--- Given records ---

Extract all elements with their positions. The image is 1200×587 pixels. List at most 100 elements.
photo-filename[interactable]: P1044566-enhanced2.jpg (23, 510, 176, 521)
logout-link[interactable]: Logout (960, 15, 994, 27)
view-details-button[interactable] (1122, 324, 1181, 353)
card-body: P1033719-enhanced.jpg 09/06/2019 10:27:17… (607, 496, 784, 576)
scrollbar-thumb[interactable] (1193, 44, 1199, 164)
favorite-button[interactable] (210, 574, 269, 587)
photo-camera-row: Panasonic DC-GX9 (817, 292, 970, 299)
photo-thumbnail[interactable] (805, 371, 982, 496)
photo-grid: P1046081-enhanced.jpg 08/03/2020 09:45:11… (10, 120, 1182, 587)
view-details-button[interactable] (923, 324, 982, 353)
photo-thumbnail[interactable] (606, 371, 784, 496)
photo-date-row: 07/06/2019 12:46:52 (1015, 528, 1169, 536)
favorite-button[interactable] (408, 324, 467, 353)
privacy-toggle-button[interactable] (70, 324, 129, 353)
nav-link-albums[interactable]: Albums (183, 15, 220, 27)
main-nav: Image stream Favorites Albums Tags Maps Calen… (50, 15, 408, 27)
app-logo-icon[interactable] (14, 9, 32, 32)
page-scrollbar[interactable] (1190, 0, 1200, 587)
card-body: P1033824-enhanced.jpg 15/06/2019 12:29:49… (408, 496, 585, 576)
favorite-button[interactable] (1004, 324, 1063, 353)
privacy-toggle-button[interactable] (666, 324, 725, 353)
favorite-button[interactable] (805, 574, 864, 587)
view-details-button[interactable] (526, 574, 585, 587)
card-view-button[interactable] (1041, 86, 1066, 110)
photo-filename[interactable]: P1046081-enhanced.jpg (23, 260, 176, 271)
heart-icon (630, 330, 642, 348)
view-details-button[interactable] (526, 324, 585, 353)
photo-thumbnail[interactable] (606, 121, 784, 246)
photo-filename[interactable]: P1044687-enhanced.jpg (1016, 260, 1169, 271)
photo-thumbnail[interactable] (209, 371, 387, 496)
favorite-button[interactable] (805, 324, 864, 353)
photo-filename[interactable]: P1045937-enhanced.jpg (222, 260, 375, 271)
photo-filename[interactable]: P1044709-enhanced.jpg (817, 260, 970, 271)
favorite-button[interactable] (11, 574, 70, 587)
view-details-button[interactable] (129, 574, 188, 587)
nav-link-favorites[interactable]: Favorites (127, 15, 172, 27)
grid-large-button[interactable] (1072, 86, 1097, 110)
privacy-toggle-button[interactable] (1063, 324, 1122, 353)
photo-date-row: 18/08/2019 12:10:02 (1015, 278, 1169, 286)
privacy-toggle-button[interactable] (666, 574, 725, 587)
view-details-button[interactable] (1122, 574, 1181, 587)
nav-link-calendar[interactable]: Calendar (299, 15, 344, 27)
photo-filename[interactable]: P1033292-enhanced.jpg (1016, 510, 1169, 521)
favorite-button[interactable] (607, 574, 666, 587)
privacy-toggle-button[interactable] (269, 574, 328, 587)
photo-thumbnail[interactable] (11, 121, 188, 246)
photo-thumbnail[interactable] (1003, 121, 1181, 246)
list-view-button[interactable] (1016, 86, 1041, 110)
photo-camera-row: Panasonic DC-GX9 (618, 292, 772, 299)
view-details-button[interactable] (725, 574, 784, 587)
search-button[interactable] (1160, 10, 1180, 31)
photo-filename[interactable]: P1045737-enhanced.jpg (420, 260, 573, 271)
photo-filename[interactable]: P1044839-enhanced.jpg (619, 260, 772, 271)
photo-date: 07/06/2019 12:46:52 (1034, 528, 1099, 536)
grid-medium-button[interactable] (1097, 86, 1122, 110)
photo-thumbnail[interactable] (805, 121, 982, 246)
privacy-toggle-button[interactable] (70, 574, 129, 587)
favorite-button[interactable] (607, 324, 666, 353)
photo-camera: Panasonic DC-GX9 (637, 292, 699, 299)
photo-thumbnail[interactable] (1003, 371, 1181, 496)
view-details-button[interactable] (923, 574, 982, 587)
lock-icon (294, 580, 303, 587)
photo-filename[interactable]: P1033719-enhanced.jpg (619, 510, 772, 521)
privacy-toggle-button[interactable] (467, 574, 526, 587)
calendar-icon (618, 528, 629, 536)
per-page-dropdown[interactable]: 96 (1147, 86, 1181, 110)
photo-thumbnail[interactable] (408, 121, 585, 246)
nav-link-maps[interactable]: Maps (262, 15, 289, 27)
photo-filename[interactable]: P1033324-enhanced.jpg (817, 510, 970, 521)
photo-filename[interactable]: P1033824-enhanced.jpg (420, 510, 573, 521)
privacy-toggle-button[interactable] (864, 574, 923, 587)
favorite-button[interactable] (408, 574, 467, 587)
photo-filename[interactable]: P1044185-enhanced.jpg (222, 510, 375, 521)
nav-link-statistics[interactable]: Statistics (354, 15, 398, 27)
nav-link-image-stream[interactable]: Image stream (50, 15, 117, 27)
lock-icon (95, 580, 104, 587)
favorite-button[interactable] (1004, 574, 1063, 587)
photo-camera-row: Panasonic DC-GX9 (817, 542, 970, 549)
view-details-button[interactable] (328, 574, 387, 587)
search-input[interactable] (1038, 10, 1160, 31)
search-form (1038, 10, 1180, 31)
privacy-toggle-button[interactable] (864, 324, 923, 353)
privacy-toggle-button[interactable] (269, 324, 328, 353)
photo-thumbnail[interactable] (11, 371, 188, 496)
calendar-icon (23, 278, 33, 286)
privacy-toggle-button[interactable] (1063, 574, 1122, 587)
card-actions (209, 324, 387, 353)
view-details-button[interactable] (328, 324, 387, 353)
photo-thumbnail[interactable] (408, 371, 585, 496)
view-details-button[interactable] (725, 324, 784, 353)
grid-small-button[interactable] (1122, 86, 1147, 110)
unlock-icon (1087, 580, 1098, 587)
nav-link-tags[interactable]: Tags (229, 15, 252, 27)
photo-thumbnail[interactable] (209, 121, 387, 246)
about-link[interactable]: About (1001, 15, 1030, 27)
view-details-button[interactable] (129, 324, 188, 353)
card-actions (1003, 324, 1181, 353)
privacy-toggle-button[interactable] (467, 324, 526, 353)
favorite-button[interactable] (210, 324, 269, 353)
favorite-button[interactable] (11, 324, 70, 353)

---

▶ [Exercise prompt]: Report how many lines in the records above contain the string "icon". Give only the number.

▶ [Answer to the task]: 7